Given records
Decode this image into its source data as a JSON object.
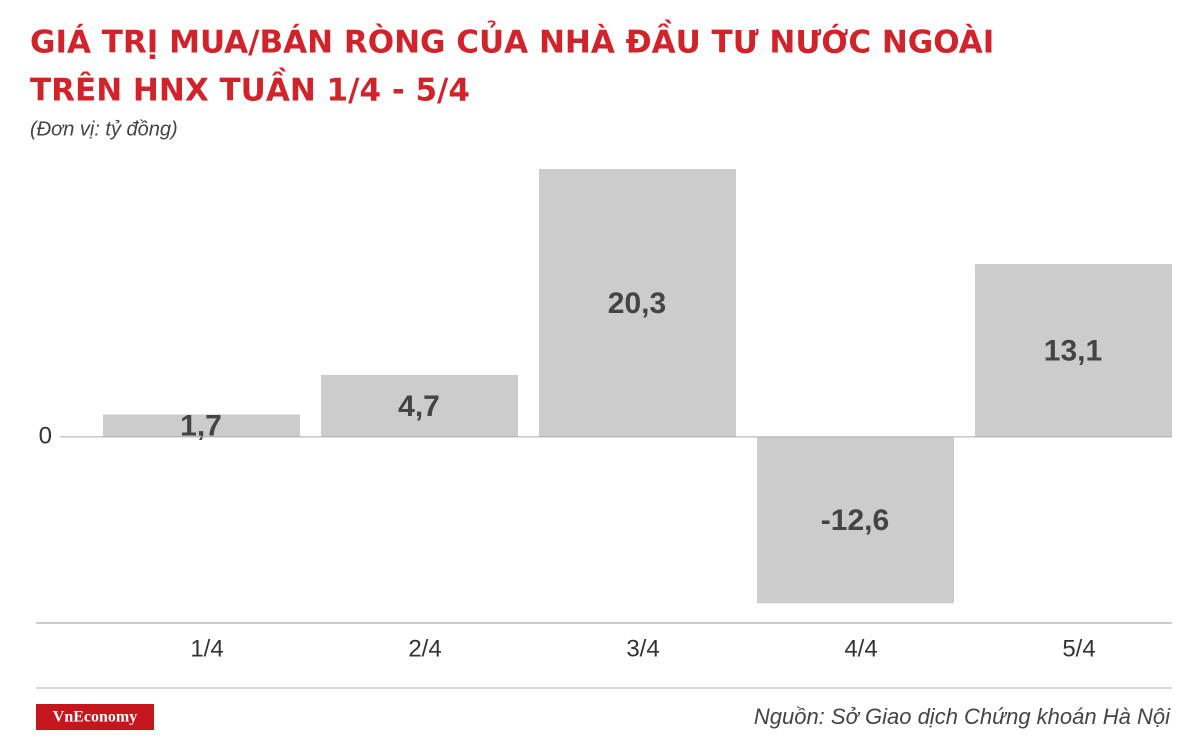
{
  "chart_data": {
    "type": "bar",
    "title": [
      "GIÁ TRỊ MUA/BÁN RÒNG CỦA NHÀ ĐẦU TƯ NƯỚC NGOÀI",
      "TRÊN HNX TUẦN 1/4 - 5/4"
    ],
    "subtitle": "(Đơn vị: tỷ đồng)",
    "categories": [
      "1/4",
      "2/4",
      "3/4",
      "4/4",
      "5/4"
    ],
    "values": [
      1.7,
      4.7,
      20.3,
      -12.6,
      13.1
    ],
    "value_labels": [
      "1,7",
      "4,7",
      "20,3",
      "-12,6",
      "13,1"
    ],
    "color": "#cccccc",
    "ylim": [
      -14.1,
      20.3
    ],
    "yticks": [
      0
    ],
    "logo": "VnEconomy",
    "source": "Nguồn: Sở Giao dịch Chứng khoán Hà Nội"
  }
}
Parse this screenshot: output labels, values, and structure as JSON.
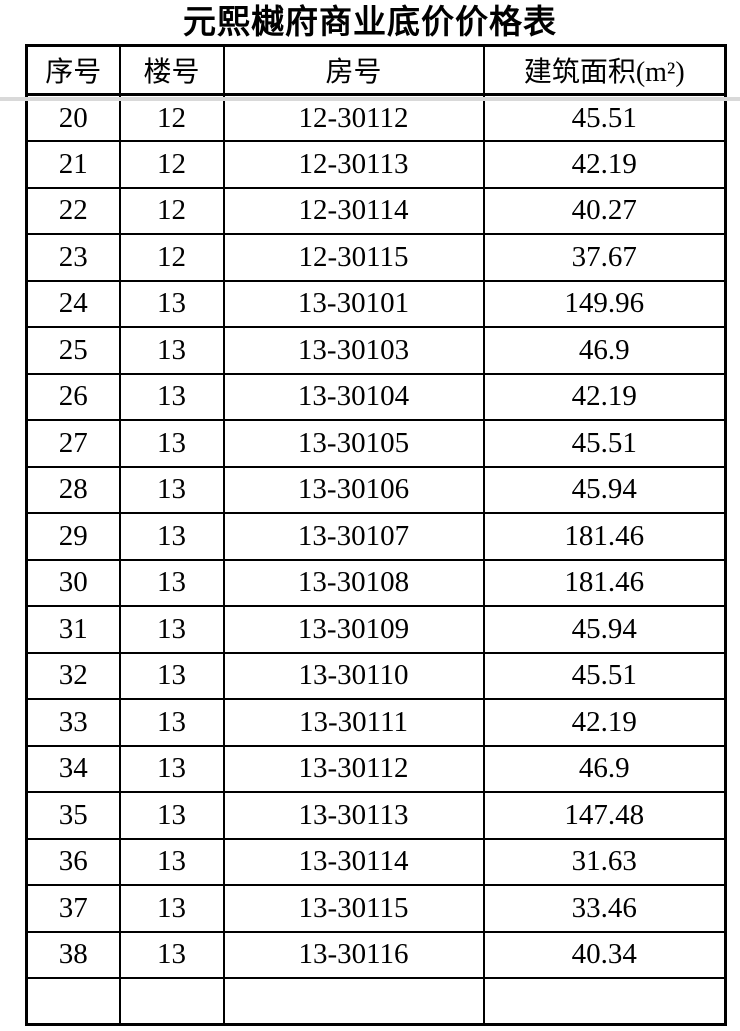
{
  "title": "元熙樾府商业底价价格表",
  "table": {
    "headers": [
      "序号",
      "楼号",
      "房号",
      "建筑面积(m²)"
    ],
    "rows": [
      [
        "20",
        "12",
        "12-30112",
        "45.51"
      ],
      [
        "21",
        "12",
        "12-30113",
        "42.19"
      ],
      [
        "22",
        "12",
        "12-30114",
        "40.27"
      ],
      [
        "23",
        "12",
        "12-30115",
        "37.67"
      ],
      [
        "24",
        "13",
        "13-30101",
        "149.96"
      ],
      [
        "25",
        "13",
        "13-30103",
        "46.9"
      ],
      [
        "26",
        "13",
        "13-30104",
        "42.19"
      ],
      [
        "27",
        "13",
        "13-30105",
        "45.51"
      ],
      [
        "28",
        "13",
        "13-30106",
        "45.94"
      ],
      [
        "29",
        "13",
        "13-30107",
        "181.46"
      ],
      [
        "30",
        "13",
        "13-30108",
        "181.46"
      ],
      [
        "31",
        "13",
        "13-30109",
        "45.94"
      ],
      [
        "32",
        "13",
        "13-30110",
        "45.51"
      ],
      [
        "33",
        "13",
        "13-30111",
        "42.19"
      ],
      [
        "34",
        "13",
        "13-30112",
        "46.9"
      ],
      [
        "35",
        "13",
        "13-30113",
        "147.48"
      ],
      [
        "36",
        "13",
        "13-30114",
        "31.63"
      ],
      [
        "37",
        "13",
        "13-30115",
        "33.46"
      ],
      [
        "38",
        "13",
        "13-30116",
        "40.34"
      ]
    ]
  },
  "colors": {
    "border": "#000000",
    "freeze_divider": "#d9d9d9",
    "text": "#000000",
    "background": "#ffffff"
  }
}
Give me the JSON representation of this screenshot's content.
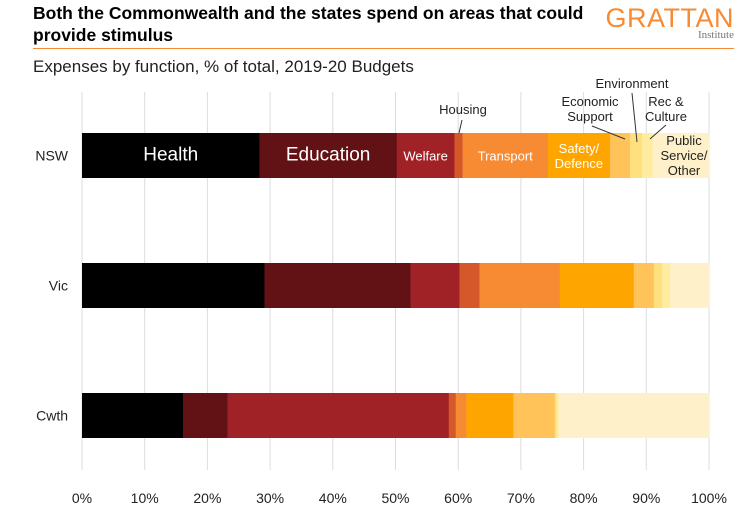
{
  "header": {
    "title": "Both the Commonwealth and the states spend on areas that could provide stimulus",
    "logo_main": "GRATTAN",
    "logo_sub": "Institute"
  },
  "chart_data": {
    "type": "bar",
    "stacked": true,
    "orientation": "horizontal",
    "title": "Both the Commonwealth and the states spend on areas that could provide stimulus",
    "subtitle": "Expenses by function, % of total, 2019-20 Budgets",
    "xlabel": "",
    "ylabel": "",
    "xlim": [
      0,
      100
    ],
    "x_ticks": [
      "0%",
      "10%",
      "20%",
      "30%",
      "40%",
      "50%",
      "60%",
      "70%",
      "80%",
      "90%",
      "100%"
    ],
    "categories": [
      "NSW",
      "Vic",
      "Cwth"
    ],
    "series": [
      {
        "name": "Health",
        "color": "#000000",
        "text_color": "#ffffff",
        "values": [
          28.3,
          29.1,
          16.1
        ]
      },
      {
        "name": "Education",
        "color": "#621214",
        "text_color": "#ffffff",
        "values": [
          21.9,
          23.3,
          7.1
        ]
      },
      {
        "name": "Welfare",
        "color": "#A02226",
        "text_color": "#ffffff",
        "values": [
          9.2,
          7.8,
          35.3
        ]
      },
      {
        "name": "Housing",
        "color": "#D4582A",
        "values": [
          1.3,
          3.2,
          1.1
        ]
      },
      {
        "name": "Transport",
        "color": "#F68B33",
        "text_color": "#ffffff",
        "values": [
          13.6,
          12.8,
          1.7
        ]
      },
      {
        "name": "Safety/ Defence",
        "color": "#FFA500",
        "text_color": "#ffffff",
        "values": [
          9.9,
          11.8,
          7.5
        ]
      },
      {
        "name": "Economic Support",
        "color": "#FFC35A",
        "values": [
          3.2,
          3.2,
          6.6
        ]
      },
      {
        "name": "Environment",
        "color": "#FFE07F",
        "values": [
          1.9,
          1.3,
          0.3
        ]
      },
      {
        "name": "Rec & Culture",
        "color": "#FFEC9E",
        "values": [
          1.7,
          1.3,
          0.3
        ]
      },
      {
        "name": "Public Service/ Other",
        "color": "#FEF0C8",
        "values": [
          9.0,
          6.2,
          24.0
        ]
      }
    ]
  }
}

What you have to do
Output every entry verbatim. Pictures do not belong in the copy.

Worked solution
Decode this image into its source data as a JSON object.
{
  "chart_data": {
    "type": "bar",
    "title": [
      "GIÁ TRỊ MUA/BÁN RÒNG CỦA NHÀ ĐẦU TƯ NƯỚC NGOÀI",
      "TRÊN HNX TUẦN 1/4 - 5/4"
    ],
    "subtitle": "(Đơn vị: tỷ đồng)",
    "categories": [
      "1/4",
      "2/4",
      "3/4",
      "4/4",
      "5/4"
    ],
    "values": [
      1.7,
      4.7,
      20.3,
      -12.6,
      13.1
    ],
    "value_labels": [
      "1,7",
      "4,7",
      "20,3",
      "-12,6",
      "13,1"
    ],
    "color": "#cccccc",
    "ylim": [
      -14.1,
      20.3
    ],
    "yticks": [
      0
    ],
    "logo": "VnEconomy",
    "source": "Nguồn: Sở Giao dịch Chứng khoán Hà Nội"
  }
}
Parse this screenshot: output labels, values, and structure as JSON.
{
  "title": "元熙樾府商业底价价格表",
  "table": {
    "headers": [
      "序号",
      "楼号",
      "房号",
      "建筑面积(m²)"
    ],
    "rows": [
      [
        "20",
        "12",
        "12-30112",
        "45.51"
      ],
      [
        "21",
        "12",
        "12-30113",
        "42.19"
      ],
      [
        "22",
        "12",
        "12-30114",
        "40.27"
      ],
      [
        "23",
        "12",
        "12-30115",
        "37.67"
      ],
      [
        "24",
        "13",
        "13-30101",
        "149.96"
      ],
      [
        "25",
        "13",
        "13-30103",
        "46.9"
      ],
      [
        "26",
        "13",
        "13-30104",
        "42.19"
      ],
      [
        "27",
        "13",
        "13-30105",
        "45.51"
      ],
      [
        "28",
        "13",
        "13-30106",
        "45.94"
      ],
      [
        "29",
        "13",
        "13-30107",
        "181.46"
      ],
      [
        "30",
        "13",
        "13-30108",
        "181.46"
      ],
      [
        "31",
        "13",
        "13-30109",
        "45.94"
      ],
      [
        "32",
        "13",
        "13-30110",
        "45.51"
      ],
      [
        "33",
        "13",
        "13-30111",
        "42.19"
      ],
      [
        "34",
        "13",
        "13-30112",
        "46.9"
      ],
      [
        "35",
        "13",
        "13-30113",
        "147.48"
      ],
      [
        "36",
        "13",
        "13-30114",
        "31.63"
      ],
      [
        "37",
        "13",
        "13-30115",
        "33.46"
      ],
      [
        "38",
        "13",
        "13-30116",
        "40.34"
      ]
    ]
  },
  "colors": {
    "border": "#000000",
    "freeze_divider": "#d9d9d9",
    "text": "#000000",
    "background": "#ffffff"
  }
}
Give me the JSON representation of this screenshot's content.
{
  "header": {
    "title": "Both the Commonwealth and the states spend on areas that could provide stimulus",
    "logo_main": "GRATTAN",
    "logo_sub": "Institute"
  },
  "chart_data": {
    "type": "bar",
    "stacked": true,
    "orientation": "horizontal",
    "title": "Both the Commonwealth and the states spend on areas that could provide stimulus",
    "subtitle": "Expenses by function, % of total, 2019-20 Budgets",
    "xlabel": "",
    "ylabel": "",
    "xlim": [
      0,
      100
    ],
    "x_ticks": [
      "0%",
      "10%",
      "20%",
      "30%",
      "40%",
      "50%",
      "60%",
      "70%",
      "80%",
      "90%",
      "100%"
    ],
    "categories": [
      "NSW",
      "Vic",
      "Cwth"
    ],
    "series": [
      {
        "name": "Health",
        "color": "#000000",
        "text_color": "#ffffff",
        "values": [
          28.3,
          29.1,
          16.1
        ]
      },
      {
        "name": "Education",
        "color": "#621214",
        "text_color": "#ffffff",
        "values": [
          21.9,
          23.3,
          7.1
        ]
      },
      {
        "name": "Welfare",
        "color": "#A02226",
        "text_color": "#ffffff",
        "values": [
          9.2,
          7.8,
          35.3
        ]
      },
      {
        "name": "Housing",
        "color": "#D4582A",
        "values": [
          1.3,
          3.2,
          1.1
        ]
      },
      {
        "name": "Transport",
        "color": "#F68B33",
        "text_color": "#ffffff",
        "values": [
          13.6,
          12.8,
          1.7
        ]
      },
      {
        "name": "Safety/ Defence",
        "color": "#FFA500",
        "text_color": "#ffffff",
        "values": [
          9.9,
          11.8,
          7.5
        ]
      },
      {
        "name": "Economic Support",
        "color": "#FFC35A",
        "values": [
          3.2,
          3.2,
          6.6
        ]
      },
      {
        "name": "Environment",
        "color": "#FFE07F",
        "values": [
          1.9,
          1.3,
          0.3
        ]
      },
      {
        "name": "Rec & Culture",
        "color": "#FFEC9E",
        "values": [
          1.7,
          1.3,
          0.3
        ]
      },
      {
        "name": "Public Service/ Other",
        "color": "#FEF0C8",
        "values": [
          9.0,
          6.2,
          24.0
        ]
      }
    ]
  }
}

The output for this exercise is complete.